» **Given task**: Your task is to output the listing word for word, with pictures excluded.

(Dataset listings of figures)
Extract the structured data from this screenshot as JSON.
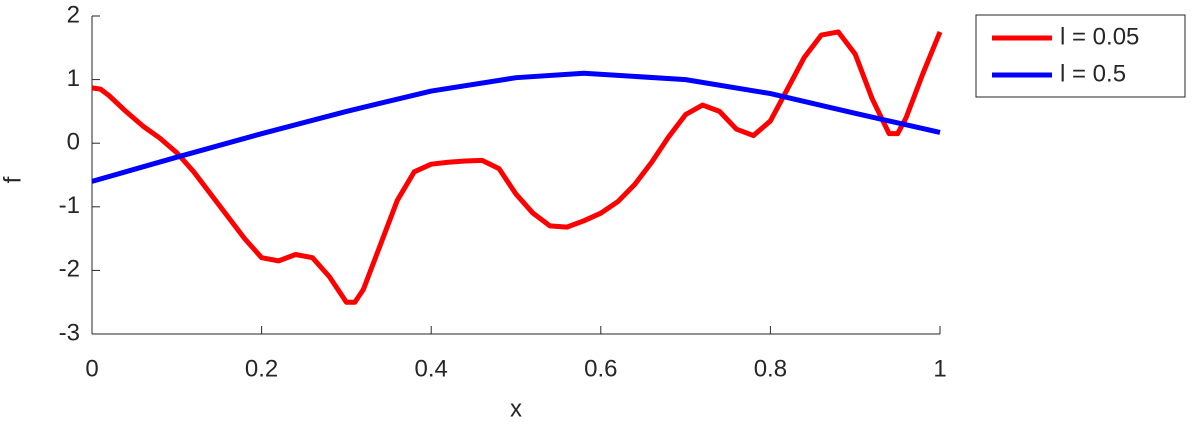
{
  "chart_data": {
    "type": "line",
    "xlabel": "x",
    "ylabel": "f",
    "xlim": [
      0,
      1
    ],
    "xticks": [
      0,
      0.2,
      0.4,
      0.6,
      0.8,
      1
    ],
    "ylim": [
      -3,
      2
    ],
    "yticks": [
      -3,
      -2,
      -1,
      0,
      1,
      2
    ],
    "grid": false,
    "legend": "outside-top-right",
    "series": [
      {
        "name": "l = 0.05",
        "color": "#ff0000",
        "x": [
          0,
          0.01,
          0.02,
          0.04,
          0.06,
          0.08,
          0.1,
          0.12,
          0.14,
          0.16,
          0.18,
          0.2,
          0.22,
          0.24,
          0.26,
          0.28,
          0.3,
          0.31,
          0.32,
          0.34,
          0.36,
          0.38,
          0.4,
          0.42,
          0.44,
          0.46,
          0.48,
          0.5,
          0.52,
          0.54,
          0.56,
          0.58,
          0.6,
          0.62,
          0.64,
          0.66,
          0.68,
          0.7,
          0.72,
          0.74,
          0.76,
          0.78,
          0.8,
          0.82,
          0.84,
          0.86,
          0.88,
          0.9,
          0.92,
          0.94,
          0.95,
          0.96,
          0.98,
          1
        ],
        "values": [
          0.87,
          0.85,
          0.75,
          0.5,
          0.27,
          0.08,
          -0.15,
          -0.45,
          -0.8,
          -1.15,
          -1.5,
          -1.8,
          -1.85,
          -1.75,
          -1.8,
          -2.1,
          -2.5,
          -2.5,
          -2.3,
          -1.6,
          -0.9,
          -0.45,
          -0.33,
          -0.3,
          -0.28,
          -0.27,
          -0.4,
          -0.8,
          -1.1,
          -1.3,
          -1.32,
          -1.22,
          -1.1,
          -0.92,
          -0.65,
          -0.3,
          0.1,
          0.45,
          0.6,
          0.5,
          0.22,
          0.12,
          0.35,
          0.85,
          1.35,
          1.7,
          1.75,
          1.4,
          0.7,
          0.15,
          0.15,
          0.4,
          1.1,
          1.75
        ]
      },
      {
        "name": "l = 0.5",
        "color": "#0000ff",
        "x": [
          0,
          0.1,
          0.2,
          0.3,
          0.4,
          0.5,
          0.58,
          0.7,
          0.8,
          0.9,
          1
        ],
        "values": [
          -0.6,
          -0.22,
          0.15,
          0.5,
          0.82,
          1.03,
          1.1,
          1.0,
          0.78,
          0.47,
          0.17
        ]
      }
    ]
  }
}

» **Solution to the exercise**:
Extract the structured data from this screenshot as JSON.
{
  "chart_data": {
    "type": "line",
    "xlabel": "x",
    "ylabel": "f",
    "xlim": [
      0,
      1
    ],
    "xticks": [
      0,
      0.2,
      0.4,
      0.6,
      0.8,
      1
    ],
    "ylim": [
      -3,
      2
    ],
    "yticks": [
      -3,
      -2,
      -1,
      0,
      1,
      2
    ],
    "grid": false,
    "legend": "outside-top-right",
    "series": [
      {
        "name": "l = 0.05",
        "color": "#ff0000",
        "x": [
          0,
          0.01,
          0.02,
          0.04,
          0.06,
          0.08,
          0.1,
          0.12,
          0.14,
          0.16,
          0.18,
          0.2,
          0.22,
          0.24,
          0.26,
          0.28,
          0.3,
          0.31,
          0.32,
          0.34,
          0.36,
          0.38,
          0.4,
          0.42,
          0.44,
          0.46,
          0.48,
          0.5,
          0.52,
          0.54,
          0.56,
          0.58,
          0.6,
          0.62,
          0.64,
          0.66,
          0.68,
          0.7,
          0.72,
          0.74,
          0.76,
          0.78,
          0.8,
          0.82,
          0.84,
          0.86,
          0.88,
          0.9,
          0.92,
          0.94,
          0.95,
          0.96,
          0.98,
          1
        ],
        "values": [
          0.87,
          0.85,
          0.75,
          0.5,
          0.27,
          0.08,
          -0.15,
          -0.45,
          -0.8,
          -1.15,
          -1.5,
          -1.8,
          -1.85,
          -1.75,
          -1.8,
          -2.1,
          -2.5,
          -2.5,
          -2.3,
          -1.6,
          -0.9,
          -0.45,
          -0.33,
          -0.3,
          -0.28,
          -0.27,
          -0.4,
          -0.8,
          -1.1,
          -1.3,
          -1.32,
          -1.22,
          -1.1,
          -0.92,
          -0.65,
          -0.3,
          0.1,
          0.45,
          0.6,
          0.5,
          0.22,
          0.12,
          0.35,
          0.85,
          1.35,
          1.7,
          1.75,
          1.4,
          0.7,
          0.15,
          0.15,
          0.4,
          1.1,
          1.75
        ]
      },
      {
        "name": "l = 0.5",
        "color": "#0000ff",
        "x": [
          0,
          0.1,
          0.2,
          0.3,
          0.4,
          0.5,
          0.58,
          0.7,
          0.8,
          0.9,
          1
        ],
        "values": [
          -0.6,
          -0.22,
          0.15,
          0.5,
          0.82,
          1.03,
          1.1,
          1.0,
          0.78,
          0.47,
          0.17
        ]
      }
    ]
  }
}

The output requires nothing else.